**A block of data:**

————

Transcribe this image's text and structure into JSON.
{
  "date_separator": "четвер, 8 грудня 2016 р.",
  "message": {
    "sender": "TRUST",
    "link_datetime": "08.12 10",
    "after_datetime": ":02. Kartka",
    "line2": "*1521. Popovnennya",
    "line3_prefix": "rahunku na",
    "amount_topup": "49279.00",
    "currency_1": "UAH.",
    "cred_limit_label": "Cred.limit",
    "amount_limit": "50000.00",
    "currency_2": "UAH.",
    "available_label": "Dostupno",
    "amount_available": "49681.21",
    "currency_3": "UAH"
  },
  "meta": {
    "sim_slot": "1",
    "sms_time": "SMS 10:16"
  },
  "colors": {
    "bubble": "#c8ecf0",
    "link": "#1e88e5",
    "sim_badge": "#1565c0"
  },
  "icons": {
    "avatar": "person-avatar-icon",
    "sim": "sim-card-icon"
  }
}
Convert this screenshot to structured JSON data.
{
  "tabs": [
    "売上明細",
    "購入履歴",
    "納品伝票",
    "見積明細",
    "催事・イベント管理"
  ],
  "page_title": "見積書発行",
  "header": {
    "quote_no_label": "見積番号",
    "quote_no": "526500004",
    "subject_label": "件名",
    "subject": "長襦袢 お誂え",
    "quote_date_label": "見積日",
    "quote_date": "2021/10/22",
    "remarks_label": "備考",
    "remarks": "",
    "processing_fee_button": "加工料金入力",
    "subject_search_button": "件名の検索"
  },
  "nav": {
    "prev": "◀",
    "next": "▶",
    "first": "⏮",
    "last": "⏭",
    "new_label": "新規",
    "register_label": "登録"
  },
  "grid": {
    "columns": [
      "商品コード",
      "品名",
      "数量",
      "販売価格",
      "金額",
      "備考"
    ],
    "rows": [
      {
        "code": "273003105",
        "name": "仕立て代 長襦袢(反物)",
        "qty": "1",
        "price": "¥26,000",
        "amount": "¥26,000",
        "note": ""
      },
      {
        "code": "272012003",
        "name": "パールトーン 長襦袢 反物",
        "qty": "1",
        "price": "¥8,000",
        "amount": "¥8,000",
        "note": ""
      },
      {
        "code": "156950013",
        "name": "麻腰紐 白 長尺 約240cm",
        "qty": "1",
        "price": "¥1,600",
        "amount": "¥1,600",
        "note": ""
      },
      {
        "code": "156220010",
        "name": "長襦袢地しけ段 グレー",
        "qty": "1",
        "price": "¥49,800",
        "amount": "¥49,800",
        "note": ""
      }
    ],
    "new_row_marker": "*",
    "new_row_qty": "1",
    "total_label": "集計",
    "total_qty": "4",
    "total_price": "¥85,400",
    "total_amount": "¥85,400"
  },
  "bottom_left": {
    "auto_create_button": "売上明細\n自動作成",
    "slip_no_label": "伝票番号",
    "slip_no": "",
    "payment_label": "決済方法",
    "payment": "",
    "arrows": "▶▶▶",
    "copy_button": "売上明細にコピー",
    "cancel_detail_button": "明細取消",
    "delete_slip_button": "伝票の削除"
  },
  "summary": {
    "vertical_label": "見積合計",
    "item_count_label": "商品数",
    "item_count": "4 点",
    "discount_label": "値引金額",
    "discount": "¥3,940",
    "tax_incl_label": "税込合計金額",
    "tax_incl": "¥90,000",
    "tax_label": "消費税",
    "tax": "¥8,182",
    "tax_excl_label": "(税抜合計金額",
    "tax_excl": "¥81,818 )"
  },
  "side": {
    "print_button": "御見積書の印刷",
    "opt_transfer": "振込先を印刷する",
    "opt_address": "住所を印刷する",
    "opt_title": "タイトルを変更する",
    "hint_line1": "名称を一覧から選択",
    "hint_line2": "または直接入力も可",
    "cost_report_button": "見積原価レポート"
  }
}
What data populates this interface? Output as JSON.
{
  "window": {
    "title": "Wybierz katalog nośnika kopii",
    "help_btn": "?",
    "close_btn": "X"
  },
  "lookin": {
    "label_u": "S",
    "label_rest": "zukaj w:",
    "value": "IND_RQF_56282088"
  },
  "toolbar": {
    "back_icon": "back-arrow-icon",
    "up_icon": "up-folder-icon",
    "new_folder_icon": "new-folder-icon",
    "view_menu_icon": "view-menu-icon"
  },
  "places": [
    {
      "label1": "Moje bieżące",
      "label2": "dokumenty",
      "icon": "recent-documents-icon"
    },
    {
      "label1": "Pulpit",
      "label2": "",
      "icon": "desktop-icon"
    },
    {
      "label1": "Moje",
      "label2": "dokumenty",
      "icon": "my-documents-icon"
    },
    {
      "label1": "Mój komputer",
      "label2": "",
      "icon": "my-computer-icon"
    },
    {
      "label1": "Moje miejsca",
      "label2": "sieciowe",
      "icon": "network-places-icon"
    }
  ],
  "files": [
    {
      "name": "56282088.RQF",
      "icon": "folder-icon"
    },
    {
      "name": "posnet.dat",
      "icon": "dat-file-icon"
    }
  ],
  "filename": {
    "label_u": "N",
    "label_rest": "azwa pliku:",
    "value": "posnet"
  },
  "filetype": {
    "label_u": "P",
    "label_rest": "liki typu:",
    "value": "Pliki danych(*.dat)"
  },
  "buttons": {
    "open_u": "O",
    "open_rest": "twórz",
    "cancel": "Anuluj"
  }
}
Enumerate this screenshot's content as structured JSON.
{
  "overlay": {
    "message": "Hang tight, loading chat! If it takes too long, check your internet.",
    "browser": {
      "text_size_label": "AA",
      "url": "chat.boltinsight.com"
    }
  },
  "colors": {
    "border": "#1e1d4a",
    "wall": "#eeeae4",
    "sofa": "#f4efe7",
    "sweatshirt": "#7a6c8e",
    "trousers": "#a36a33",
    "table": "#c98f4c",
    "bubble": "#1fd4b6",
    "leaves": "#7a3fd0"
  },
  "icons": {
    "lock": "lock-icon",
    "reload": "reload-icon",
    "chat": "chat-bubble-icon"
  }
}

————

Go through the records above and set each one down exactly, please.

Transcribe this image's text and structure into JSON.
{
  "date_separator": "четвер, 8 грудня 2016 р.",
  "message": {
    "sender": "TRUST",
    "link_datetime": "08.12 10",
    "after_datetime": ":02. Kartka",
    "line2": "*1521. Popovnennya",
    "line3_prefix": "rahunku na",
    "amount_topup": "49279.00",
    "currency_1": "UAH.",
    "cred_limit_label": "Cred.limit",
    "amount_limit": "50000.00",
    "currency_2": "UAH.",
    "available_label": "Dostupno",
    "amount_available": "49681.21",
    "currency_3": "UAH"
  },
  "meta": {
    "sim_slot": "1",
    "sms_time": "SMS 10:16"
  },
  "colors": {
    "bubble": "#c8ecf0",
    "link": "#1e88e5",
    "sim_badge": "#1565c0"
  },
  "icons": {
    "avatar": "person-avatar-icon",
    "sim": "sim-card-icon"
  }
}
Convert this screenshot to structured JSON data.
{
  "tabs": [
    "売上明細",
    "購入履歴",
    "納品伝票",
    "見積明細",
    "催事・イベント管理"
  ],
  "page_title": "見積書発行",
  "header": {
    "quote_no_label": "見積番号",
    "quote_no": "526500004",
    "subject_label": "件名",
    "subject": "長襦袢 お誂え",
    "quote_date_label": "見積日",
    "quote_date": "2021/10/22",
    "remarks_label": "備考",
    "remarks": "",
    "processing_fee_button": "加工料金入力",
    "subject_search_button": "件名の検索"
  },
  "nav": {
    "prev": "◀",
    "next": "▶",
    "first": "⏮",
    "last": "⏭",
    "new_label": "新規",
    "register_label": "登録"
  },
  "grid": {
    "columns": [
      "商品コード",
      "品名",
      "数量",
      "販売価格",
      "金額",
      "備考"
    ],
    "rows": [
      {
        "code": "273003105",
        "name": "仕立て代 長襦袢(反物)",
        "qty": "1",
        "price": "¥26,000",
        "amount": "¥26,000",
        "note": ""
      },
      {
        "code": "272012003",
        "name": "パールトーン 長襦袢 反物",
        "qty": "1",
        "price": "¥8,000",
        "amount": "¥8,000",
        "note": ""
      },
      {
        "code": "156950013",
        "name": "麻腰紐 白 長尺 約240cm",
        "qty": "1",
        "price": "¥1,600",
        "amount": "¥1,600",
        "note": ""
      },
      {
        "code": "156220010",
        "name": "長襦袢地しけ段 グレー",
        "qty": "1",
        "price": "¥49,800",
        "amount": "¥49,800",
        "note": ""
      }
    ],
    "new_row_marker": "*",
    "new_row_qty": "1",
    "total_label": "集計",
    "total_qty": "4",
    "total_price": "¥85,400",
    "total_amount": "¥85,400"
  },
  "bottom_left": {
    "auto_create_button": "売上明細\n自動作成",
    "slip_no_label": "伝票番号",
    "slip_no": "",
    "payment_label": "決済方法",
    "payment": "",
    "arrows": "▶▶▶",
    "copy_button": "売上明細にコピー",
    "cancel_detail_button": "明細取消",
    "delete_slip_button": "伝票の削除"
  },
  "summary": {
    "vertical_label": "見積合計",
    "item_count_label": "商品数",
    "item_count": "4 点",
    "discount_label": "値引金額",
    "discount": "¥3,940",
    "tax_incl_label": "税込合計金額",
    "tax_incl": "¥90,000",
    "tax_label": "消費税",
    "tax": "¥8,182",
    "tax_excl_label": "(税抜合計金額",
    "tax_excl": "¥81,818 )"
  },
  "side": {
    "print_button": "御見積書の印刷",
    "opt_transfer": "振込先を印刷する",
    "opt_address": "住所を印刷する",
    "opt_title": "タイトルを変更する",
    "hint_line1": "名称を一覧から選択",
    "hint_line2": "または直接入力も可",
    "cost_report_button": "見積原価レポート"
  }
}
What data populates this interface? Output as JSON.
{
  "window": {
    "title": "Wybierz katalog nośnika kopii",
    "help_btn": "?",
    "close_btn": "X"
  },
  "lookin": {
    "label_u": "S",
    "label_rest": "zukaj w:",
    "value": "IND_RQF_56282088"
  },
  "toolbar": {
    "back_icon": "back-arrow-icon",
    "up_icon": "up-folder-icon",
    "new_folder_icon": "new-folder-icon",
    "view_menu_icon": "view-menu-icon"
  },
  "places": [
    {
      "label1": "Moje bieżące",
      "label2": "dokumenty",
      "icon": "recent-documents-icon"
    },
    {
      "label1": "Pulpit",
      "label2": "",
      "icon": "desktop-icon"
    },
    {
      "label1": "Moje",
      "label2": "dokumenty",
      "icon": "my-documents-icon"
    },
    {
      "label1": "Mój komputer",
      "label2": "",
      "icon": "my-computer-icon"
    },
    {
      "label1": "Moje miejsca",
      "label2": "sieciowe",
      "icon": "network-places-icon"
    }
  ],
  "files": [
    {
      "name": "56282088.RQF",
      "icon": "folder-icon"
    },
    {
      "name": "posnet.dat",
      "icon": "dat-file-icon"
    }
  ],
  "filename": {
    "label_u": "N",
    "label_rest": "azwa pliku:",
    "value": "posnet"
  },
  "filetype": {
    "label_u": "P",
    "label_rest": "liki typu:",
    "value": "Pliki danych(*.dat)"
  },
  "buttons": {
    "open_u": "O",
    "open_rest": "twórz",
    "cancel": "Anuluj"
  }
}
Enumerate this screenshot's content as structured JSON.
{
  "overlay": {
    "message": "Hang tight, loading chat! If it takes too long, check your internet.",
    "browser": {
      "text_size_label": "AA",
      "url": "chat.boltinsight.com"
    }
  },
  "colors": {
    "border": "#1e1d4a",
    "wall": "#eeeae4",
    "sofa": "#f4efe7",
    "sweatshirt": "#7a6c8e",
    "trousers": "#a36a33",
    "table": "#c98f4c",
    "bubble": "#1fd4b6",
    "leaves": "#7a3fd0"
  },
  "icons": {
    "lock": "lock-icon",
    "reload": "reload-icon",
    "chat": "chat-bubble-icon"
  }
}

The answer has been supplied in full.